____ Data lines

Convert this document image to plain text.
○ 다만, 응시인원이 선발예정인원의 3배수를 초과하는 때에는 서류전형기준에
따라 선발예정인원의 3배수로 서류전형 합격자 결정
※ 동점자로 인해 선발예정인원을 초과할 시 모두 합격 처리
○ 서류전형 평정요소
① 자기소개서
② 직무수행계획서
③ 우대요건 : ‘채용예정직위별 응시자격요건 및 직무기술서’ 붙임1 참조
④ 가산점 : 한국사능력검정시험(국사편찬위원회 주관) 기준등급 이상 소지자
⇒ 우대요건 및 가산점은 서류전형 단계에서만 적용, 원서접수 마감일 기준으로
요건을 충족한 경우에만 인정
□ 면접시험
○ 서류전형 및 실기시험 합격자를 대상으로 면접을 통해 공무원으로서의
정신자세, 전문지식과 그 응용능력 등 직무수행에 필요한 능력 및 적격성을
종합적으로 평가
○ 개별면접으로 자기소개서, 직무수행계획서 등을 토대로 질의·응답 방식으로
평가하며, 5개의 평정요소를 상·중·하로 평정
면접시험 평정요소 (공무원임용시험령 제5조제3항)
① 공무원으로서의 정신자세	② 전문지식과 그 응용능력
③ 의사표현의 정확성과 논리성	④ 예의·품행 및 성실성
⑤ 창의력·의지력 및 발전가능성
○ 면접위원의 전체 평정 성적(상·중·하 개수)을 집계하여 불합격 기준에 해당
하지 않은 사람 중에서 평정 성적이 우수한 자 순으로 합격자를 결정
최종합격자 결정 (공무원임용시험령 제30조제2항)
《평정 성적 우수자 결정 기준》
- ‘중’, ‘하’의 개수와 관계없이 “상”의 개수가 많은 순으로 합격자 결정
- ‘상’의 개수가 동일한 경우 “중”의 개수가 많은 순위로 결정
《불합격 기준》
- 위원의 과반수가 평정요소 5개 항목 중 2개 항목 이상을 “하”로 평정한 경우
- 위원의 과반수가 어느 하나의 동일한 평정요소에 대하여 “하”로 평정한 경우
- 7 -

________

Your goal: State the count of lines in the data holding the word "과반수가", adding nothing to it.

Task output: 2